## Task requirements
Make an exact copy of the entries below.

## Data for this exercise
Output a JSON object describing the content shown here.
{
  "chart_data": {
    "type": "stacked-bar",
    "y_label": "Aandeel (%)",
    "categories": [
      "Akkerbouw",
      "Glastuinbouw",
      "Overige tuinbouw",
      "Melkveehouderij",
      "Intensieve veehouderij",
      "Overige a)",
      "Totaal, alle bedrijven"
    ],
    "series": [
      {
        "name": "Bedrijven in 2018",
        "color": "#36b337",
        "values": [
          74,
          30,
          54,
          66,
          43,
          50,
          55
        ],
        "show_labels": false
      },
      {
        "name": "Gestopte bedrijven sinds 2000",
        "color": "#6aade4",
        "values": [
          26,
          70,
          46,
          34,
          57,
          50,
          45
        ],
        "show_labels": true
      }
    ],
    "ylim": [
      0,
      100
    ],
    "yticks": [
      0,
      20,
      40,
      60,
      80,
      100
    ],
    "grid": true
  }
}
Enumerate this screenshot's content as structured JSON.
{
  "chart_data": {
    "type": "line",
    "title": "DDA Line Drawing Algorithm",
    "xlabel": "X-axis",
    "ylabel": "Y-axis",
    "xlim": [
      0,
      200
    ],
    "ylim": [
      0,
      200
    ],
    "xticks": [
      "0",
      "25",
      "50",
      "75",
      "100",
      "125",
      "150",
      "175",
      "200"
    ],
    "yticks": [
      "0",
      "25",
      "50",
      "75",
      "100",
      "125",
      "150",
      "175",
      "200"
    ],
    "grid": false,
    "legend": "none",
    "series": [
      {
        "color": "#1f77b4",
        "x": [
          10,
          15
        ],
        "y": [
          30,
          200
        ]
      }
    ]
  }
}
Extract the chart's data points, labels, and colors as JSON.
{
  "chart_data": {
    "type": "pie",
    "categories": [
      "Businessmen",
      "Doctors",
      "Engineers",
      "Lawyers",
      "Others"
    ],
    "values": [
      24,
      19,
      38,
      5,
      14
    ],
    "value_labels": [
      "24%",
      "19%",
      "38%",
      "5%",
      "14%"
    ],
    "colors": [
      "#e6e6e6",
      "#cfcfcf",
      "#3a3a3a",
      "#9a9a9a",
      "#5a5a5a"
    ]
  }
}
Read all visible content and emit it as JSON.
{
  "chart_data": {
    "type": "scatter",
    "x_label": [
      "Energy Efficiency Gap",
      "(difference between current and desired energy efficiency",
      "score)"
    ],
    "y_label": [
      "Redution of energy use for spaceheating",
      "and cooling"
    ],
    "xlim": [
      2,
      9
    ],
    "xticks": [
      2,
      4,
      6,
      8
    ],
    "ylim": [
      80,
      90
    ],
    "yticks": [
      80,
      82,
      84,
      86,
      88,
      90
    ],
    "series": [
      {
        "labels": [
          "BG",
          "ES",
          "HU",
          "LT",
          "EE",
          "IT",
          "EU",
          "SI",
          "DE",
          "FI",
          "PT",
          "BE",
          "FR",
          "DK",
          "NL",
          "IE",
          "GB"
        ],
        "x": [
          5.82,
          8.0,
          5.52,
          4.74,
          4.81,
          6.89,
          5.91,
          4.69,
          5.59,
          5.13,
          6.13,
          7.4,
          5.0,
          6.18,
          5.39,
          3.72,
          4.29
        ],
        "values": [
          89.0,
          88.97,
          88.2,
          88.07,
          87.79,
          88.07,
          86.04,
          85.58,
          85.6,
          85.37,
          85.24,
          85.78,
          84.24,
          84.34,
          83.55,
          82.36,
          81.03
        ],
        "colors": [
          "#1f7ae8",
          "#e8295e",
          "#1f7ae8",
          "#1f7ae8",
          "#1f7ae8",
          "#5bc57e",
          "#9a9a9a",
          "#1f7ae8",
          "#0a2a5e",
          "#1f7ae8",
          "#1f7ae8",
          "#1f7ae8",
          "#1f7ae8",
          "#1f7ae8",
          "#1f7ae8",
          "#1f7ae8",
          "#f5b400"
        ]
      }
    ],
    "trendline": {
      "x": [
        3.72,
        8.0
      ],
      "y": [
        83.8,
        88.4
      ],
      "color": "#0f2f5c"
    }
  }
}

## Answer for this exercise
Output a JSON object describing the content shown here.
{
  "chart_data": {
    "type": "stacked-bar",
    "y_label": "Aandeel (%)",
    "categories": [
      "Akkerbouw",
      "Glastuinbouw",
      "Overige tuinbouw",
      "Melkveehouderij",
      "Intensieve veehouderij",
      "Overige a)",
      "Totaal, alle bedrijven"
    ],
    "series": [
      {
        "name": "Bedrijven in 2018",
        "color": "#36b337",
        "values": [
          74,
          30,
          54,
          66,
          43,
          50,
          55
        ],
        "show_labels": false
      },
      {
        "name": "Gestopte bedrijven sinds 2000",
        "color": "#6aade4",
        "values": [
          26,
          70,
          46,
          34,
          57,
          50,
          45
        ],
        "show_labels": true
      }
    ],
    "ylim": [
      0,
      100
    ],
    "yticks": [
      0,
      20,
      40,
      60,
      80,
      100
    ],
    "grid": true
  }
}
Enumerate this screenshot's content as structured JSON.
{
  "chart_data": {
    "type": "line",
    "title": "DDA Line Drawing Algorithm",
    "xlabel": "X-axis",
    "ylabel": "Y-axis",
    "xlim": [
      0,
      200
    ],
    "ylim": [
      0,
      200
    ],
    "xticks": [
      "0",
      "25",
      "50",
      "75",
      "100",
      "125",
      "150",
      "175",
      "200"
    ],
    "yticks": [
      "0",
      "25",
      "50",
      "75",
      "100",
      "125",
      "150",
      "175",
      "200"
    ],
    "grid": false,
    "legend": "none",
    "series": [
      {
        "color": "#1f77b4",
        "x": [
          10,
          15
        ],
        "y": [
          30,
          200
        ]
      }
    ]
  }
}
Extract the chart's data points, labels, and colors as JSON.
{
  "chart_data": {
    "type": "pie",
    "categories": [
      "Businessmen",
      "Doctors",
      "Engineers",
      "Lawyers",
      "Others"
    ],
    "values": [
      24,
      19,
      38,
      5,
      14
    ],
    "value_labels": [
      "24%",
      "19%",
      "38%",
      "5%",
      "14%"
    ],
    "colors": [
      "#e6e6e6",
      "#cfcfcf",
      "#3a3a3a",
      "#9a9a9a",
      "#5a5a5a"
    ]
  }
}
Read all visible content and emit it as JSON.
{
  "chart_data": {
    "type": "scatter",
    "x_label": [
      "Energy Efficiency Gap",
      "(difference between current and desired energy efficiency",
      "score)"
    ],
    "y_label": [
      "Redution of energy use for spaceheating",
      "and cooling"
    ],
    "xlim": [
      2,
      9
    ],
    "xticks": [
      2,
      4,
      6,
      8
    ],
    "ylim": [
      80,
      90
    ],
    "yticks": [
      80,
      82,
      84,
      86,
      88,
      90
    ],
    "series": [
      {
        "labels": [
          "BG",
          "ES",
          "HU",
          "LT",
          "EE",
          "IT",
          "EU",
          "SI",
          "DE",
          "FI",
          "PT",
          "BE",
          "FR",
          "DK",
          "NL",
          "IE",
          "GB"
        ],
        "x": [
          5.82,
          8.0,
          5.52,
          4.74,
          4.81,
          6.89,
          5.91,
          4.69,
          5.59,
          5.13,
          6.13,
          7.4,
          5.0,
          6.18,
          5.39,
          3.72,
          4.29
        ],
        "values": [
          89.0,
          88.97,
          88.2,
          88.07,
          87.79,
          88.07,
          86.04,
          85.58,
          85.6,
          85.37,
          85.24,
          85.78,
          84.24,
          84.34,
          83.55,
          82.36,
          81.03
        ],
        "colors": [
          "#1f7ae8",
          "#e8295e",
          "#1f7ae8",
          "#1f7ae8",
          "#1f7ae8",
          "#5bc57e",
          "#9a9a9a",
          "#1f7ae8",
          "#0a2a5e",
          "#1f7ae8",
          "#1f7ae8",
          "#1f7ae8",
          "#1f7ae8",
          "#1f7ae8",
          "#1f7ae8",
          "#1f7ae8",
          "#f5b400"
        ]
      }
    ],
    "trendline": {
      "x": [
        3.72,
        8.0
      ],
      "y": [
        83.8,
        88.4
      ],
      "color": "#0f2f5c"
    }
  }
}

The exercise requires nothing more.